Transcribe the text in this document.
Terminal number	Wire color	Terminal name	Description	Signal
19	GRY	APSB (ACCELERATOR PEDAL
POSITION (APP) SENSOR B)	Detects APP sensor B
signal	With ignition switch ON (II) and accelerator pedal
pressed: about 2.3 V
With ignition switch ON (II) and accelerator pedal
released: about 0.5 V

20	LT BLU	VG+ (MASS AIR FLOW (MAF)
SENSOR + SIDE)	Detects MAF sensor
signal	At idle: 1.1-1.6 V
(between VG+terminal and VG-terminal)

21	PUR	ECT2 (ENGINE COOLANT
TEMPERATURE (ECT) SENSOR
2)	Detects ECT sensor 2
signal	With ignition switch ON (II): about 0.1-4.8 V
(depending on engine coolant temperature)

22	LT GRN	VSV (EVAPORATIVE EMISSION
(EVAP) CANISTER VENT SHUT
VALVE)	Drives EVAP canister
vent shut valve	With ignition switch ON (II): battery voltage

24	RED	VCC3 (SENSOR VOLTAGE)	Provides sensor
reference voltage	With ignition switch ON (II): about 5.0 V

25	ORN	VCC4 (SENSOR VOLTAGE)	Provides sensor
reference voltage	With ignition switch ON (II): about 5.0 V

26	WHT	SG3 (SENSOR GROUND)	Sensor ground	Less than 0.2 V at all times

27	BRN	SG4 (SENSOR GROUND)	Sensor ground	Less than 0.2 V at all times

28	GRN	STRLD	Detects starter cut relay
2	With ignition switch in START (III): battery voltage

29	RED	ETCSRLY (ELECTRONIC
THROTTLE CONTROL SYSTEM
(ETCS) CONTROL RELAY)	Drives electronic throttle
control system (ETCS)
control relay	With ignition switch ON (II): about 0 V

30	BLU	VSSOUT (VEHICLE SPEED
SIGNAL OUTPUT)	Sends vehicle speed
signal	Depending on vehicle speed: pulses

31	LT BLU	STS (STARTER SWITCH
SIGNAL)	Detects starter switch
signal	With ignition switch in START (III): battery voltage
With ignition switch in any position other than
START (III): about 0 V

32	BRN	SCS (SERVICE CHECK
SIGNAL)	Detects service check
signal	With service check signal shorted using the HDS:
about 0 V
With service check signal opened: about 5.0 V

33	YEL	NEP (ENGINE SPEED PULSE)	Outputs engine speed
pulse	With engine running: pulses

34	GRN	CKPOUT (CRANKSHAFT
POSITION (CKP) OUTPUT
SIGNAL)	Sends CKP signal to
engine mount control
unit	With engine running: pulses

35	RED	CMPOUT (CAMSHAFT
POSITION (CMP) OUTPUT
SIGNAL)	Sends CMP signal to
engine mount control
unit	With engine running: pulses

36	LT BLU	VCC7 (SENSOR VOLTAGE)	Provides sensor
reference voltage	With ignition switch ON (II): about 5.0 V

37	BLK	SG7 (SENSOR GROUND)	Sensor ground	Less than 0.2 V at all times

DIRECTIONS
Without changing a word, restate the whole listing.

EXERCISE ANSWER
Transcribe the text in this document.
Terminal number	Wire color	Terminal name	Description	Signal
19	GRY	APSB (ACCELERATOR PEDAL
POSITION (APP) SENSOR B)	Detects APP sensor B
signal	With ignition switch ON (II) and accelerator pedal
pressed: about 2.3 V
With ignition switch ON (II) and accelerator pedal
released: about 0.5 V

20	LT BLU	VG+ (MASS AIR FLOW (MAF)
SENSOR + SIDE)	Detects MAF sensor
signal	At idle: 1.1-1.6 V
(between VG+terminal and VG-terminal)

21	PUR	ECT2 (ENGINE COOLANT
TEMPERATURE (ECT) SENSOR
2)	Detects ECT sensor 2
signal	With ignition switch ON (II): about 0.1-4.8 V
(depending on engine coolant temperature)

22	LT GRN	VSV (EVAPORATIVE EMISSION
(EVAP) CANISTER VENT SHUT
VALVE)	Drives EVAP canister
vent shut valve	With ignition switch ON (II): battery voltage

24	RED	VCC3 (SENSOR VOLTAGE)	Provides sensor
reference voltage	With ignition switch ON (II): about 5.0 V

25	ORN	VCC4 (SENSOR VOLTAGE)	Provides sensor
reference voltage	With ignition switch ON (II): about 5.0 V

26	WHT	SG3 (SENSOR GROUND)	Sensor ground	Less than 0.2 V at all times

27	BRN	SG4 (SENSOR GROUND)	Sensor ground	Less than 0.2 V at all times

28	GRN	STRLD	Detects starter cut relay
2	With ignition switch in START (III): battery voltage

29	RED	ETCSRLY (ELECTRONIC
THROTTLE CONTROL SYSTEM
(ETCS) CONTROL RELAY)	Drives electronic throttle
control system (ETCS)
control relay	With ignition switch ON (II): about 0 V

30	BLU	VSSOUT (VEHICLE SPEED
SIGNAL OUTPUT)	Sends vehicle speed
signal	Depending on vehicle speed: pulses

31	LT BLU	STS (STARTER SWITCH
SIGNAL)	Detects starter switch
signal	With ignition switch in START (III): battery voltage
With ignition switch in any position other than
START (III): about 0 V

32	BRN	SCS (SERVICE CHECK
SIGNAL)	Detects service check
signal	With service check signal shorted using the HDS:
about 0 V
With service check signal opened: about 5.0 V

33	YEL	NEP (ENGINE SPEED PULSE)	Outputs engine speed
pulse	With engine running: pulses

34	GRN	CKPOUT (CRANKSHAFT
POSITION (CKP) OUTPUT
SIGNAL)	Sends CKP signal to
engine mount control
unit	With engine running: pulses

35	RED	CMPOUT (CAMSHAFT
POSITION (CMP) OUTPUT
SIGNAL)	Sends CMP signal to
engine mount control
unit	With engine running: pulses

36	LT BLU	VCC7 (SENSOR VOLTAGE)	Provides sensor
reference voltage	With ignition switch ON (II): about 5.0 V

37	BLK	SG7 (SENSOR GROUND)	Sensor ground	Less than 0.2 V at all times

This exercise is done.